• **Brief**
Retype, without changes, every line from the line that contains "Read this page and output its text content." through the final line of the records. Exclude pictures.

• **Entries shown**
* * *
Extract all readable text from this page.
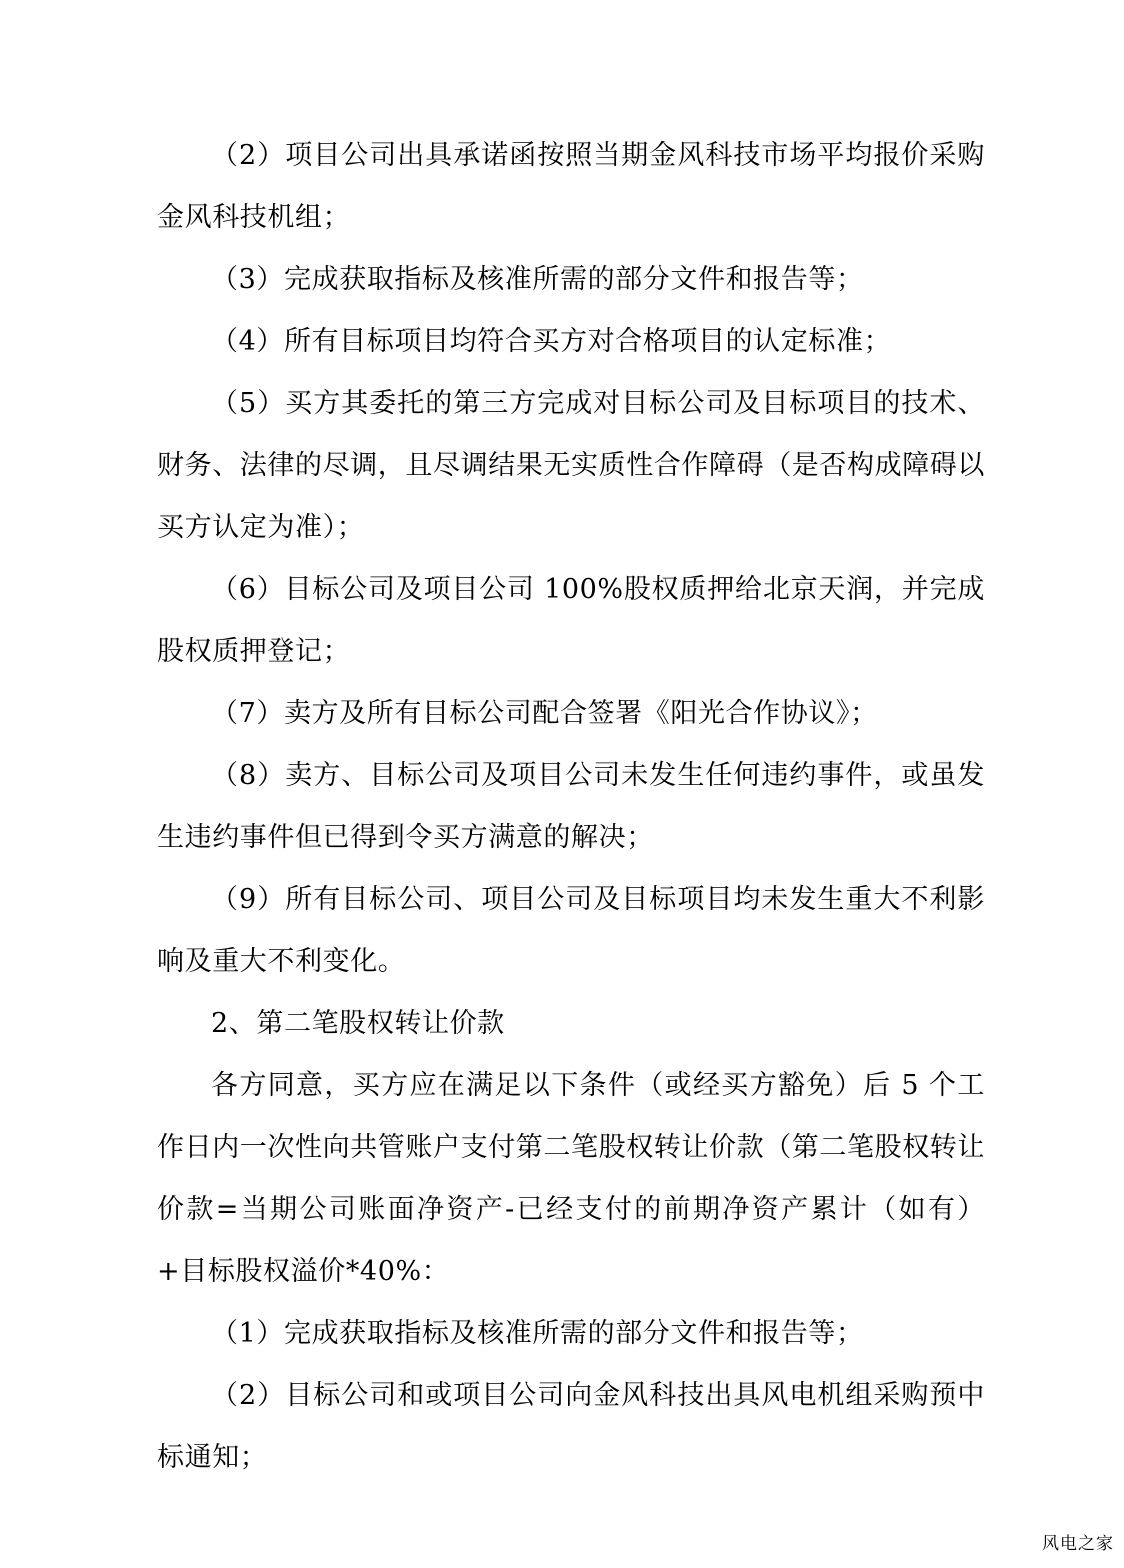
（2）项目公司出具承诺函按照当期金风科技市场平均报价采购金风科技机组；

（3）完成获取指标及核准所需的部分文件和报告等；

（4）所有目标项目均符合买方对合格项目的认定标准；

（5）买方其委托的第三方完成对目标公司及目标项目的技术、财务、法律的尽调，且尽调结果无实质性合作障碍（是否构成障碍以买方认定为准）；

（6）目标公司及项目公司 100%股权质押给北京天润，并完成股权质押登记；

（7）卖方及所有目标公司配合签署《阳光合作协议》；

（8）卖方、目标公司及项目公司未发生任何违约事件，或虽发生违约事件但已得到令买方满意的解决；

（9）所有目标公司、项目公司及目标项目均未发生重大不利影响及重大不利变化。

2、第二笔股权转让价款

各方同意，买方应在满足以下条件（或经买方豁免）后 5 个工作日内一次性向共管账户支付第二笔股权转让价款（第二笔股权转让价款=当期公司账面净资产-已经支付的前期净资产累计（如有）+目标股权溢价*40%：

（1）完成获取指标及核准所需的部分文件和报告等；

（2）目标公司和或项目公司向金风科技出具风电机组采购预中标通知；

风电之家
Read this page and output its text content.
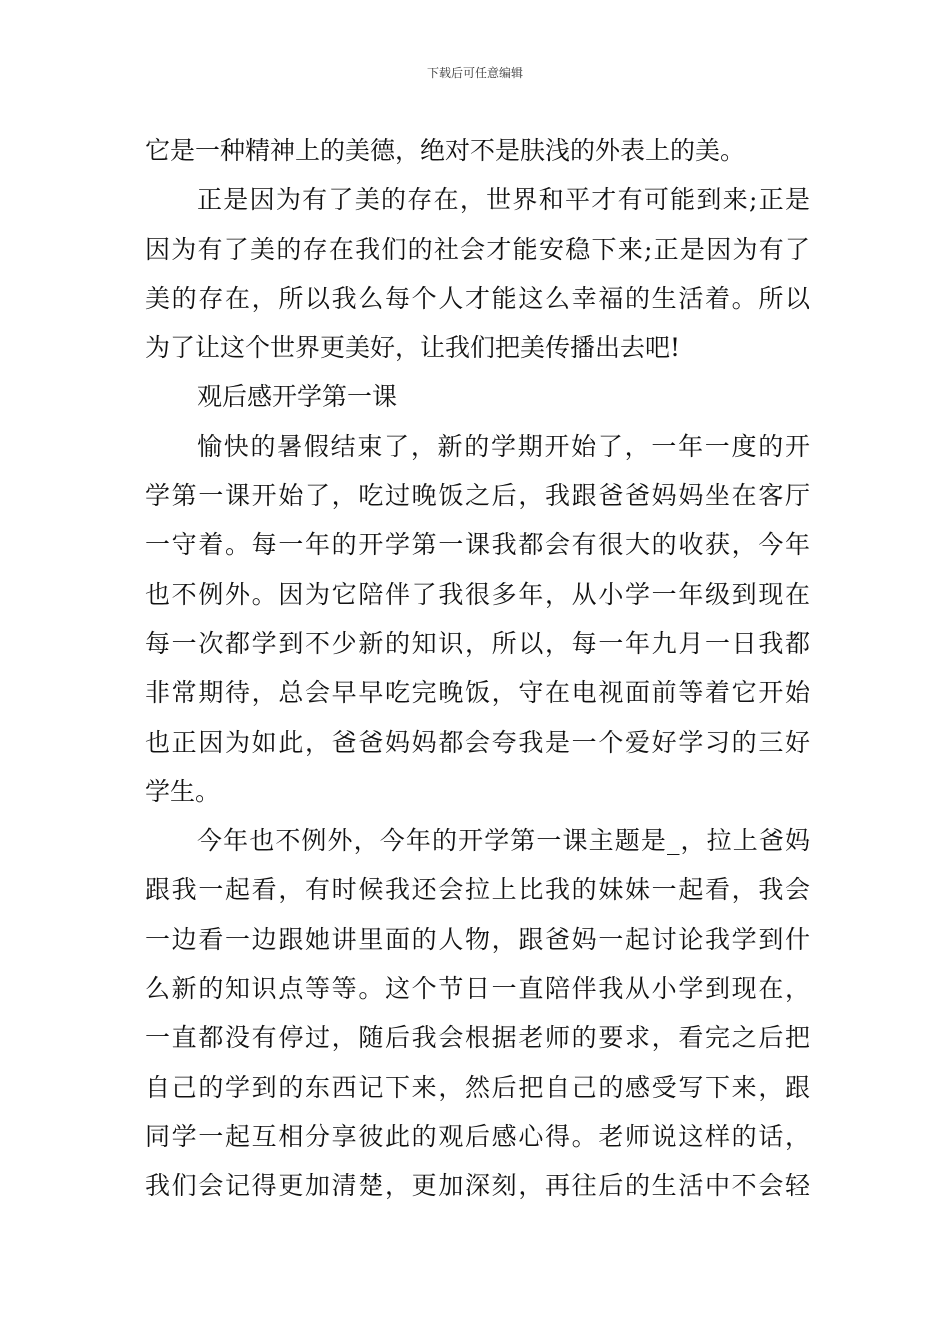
下载后可任意编辑
它是一种精神上的美德，绝对不是肤浅的外表上的美。
正是因为有了美的存在，世界和平才有可能到来;正是
因为有了美的存在我们的社会才能安稳下来;正是因为有了
美的存在，所以我么每个人才能这么幸福的生活着。所以
为了让这个世界更美好，让我们把美传播出去吧!
观后感开学第一课
愉快的暑假结束了，新的学期开始了，一年一度的开
学第一课开始了，吃过晚饭之后，我跟爸爸妈妈坐在客厅
一守着。每一年的开学第一课我都会有很大的收获，今年
也不例外。因为它陪伴了我很多年，从小学一年级到现在
每一次都学到不少新的知识，所以，每一年九月一日我都
非常期待，总会早早吃完晚饭，守在电视面前等着它开始
也正因为如此，爸爸妈妈都会夸我是一个爱好学习的三好
学生。
今年也不例外，今年的开学第一课主题是_，拉上爸妈
跟我一起看，有时候我还会拉上比我的妹妹一起看，我会
一边看一边跟她讲里面的人物，跟爸妈一起讨论我学到什
么新的知识点等等。这个节日一直陪伴我从小学到现在，
一直都没有停过，随后我会根据老师的要求，看完之后把
自己的学到的东西记下来，然后把自己的感受写下来，跟
同学一起互相分享彼此的观后感心得。老师说这样的话，
我们会记得更加清楚，更加深刻，再往后的生活中不会轻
* * *
• **Exercise result**
Read this page and output its text content.
下载后可任意编辑
它是一种精神上的美德，绝对不是肤浅的外表上的美。
正是因为有了美的存在，世界和平才有可能到来;正是
因为有了美的存在我们的社会才能安稳下来;正是因为有了
美的存在，所以我么每个人才能这么幸福的生活着。所以
为了让这个世界更美好，让我们把美传播出去吧!
观后感开学第一课
愉快的暑假结束了，新的学期开始了，一年一度的开
学第一课开始了，吃过晚饭之后，我跟爸爸妈妈坐在客厅
一守着。每一年的开学第一课我都会有很大的收获，今年
也不例外。因为它陪伴了我很多年，从小学一年级到现在
每一次都学到不少新的知识，所以，每一年九月一日我都
非常期待，总会早早吃完晚饭，守在电视面前等着它开始
也正因为如此，爸爸妈妈都会夸我是一个爱好学习的三好
学生。
今年也不例外，今年的开学第一课主题是_，拉上爸妈
跟我一起看，有时候我还会拉上比我的妹妹一起看，我会
一边看一边跟她讲里面的人物，跟爸妈一起讨论我学到什
么新的知识点等等。这个节日一直陪伴我从小学到现在，
一直都没有停过，随后我会根据老师的要求，看完之后把
自己的学到的东西记下来，然后把自己的感受写下来，跟
同学一起互相分享彼此的观后感心得。老师说这样的话，
我们会记得更加清楚，更加深刻，再往后的生活中不会轻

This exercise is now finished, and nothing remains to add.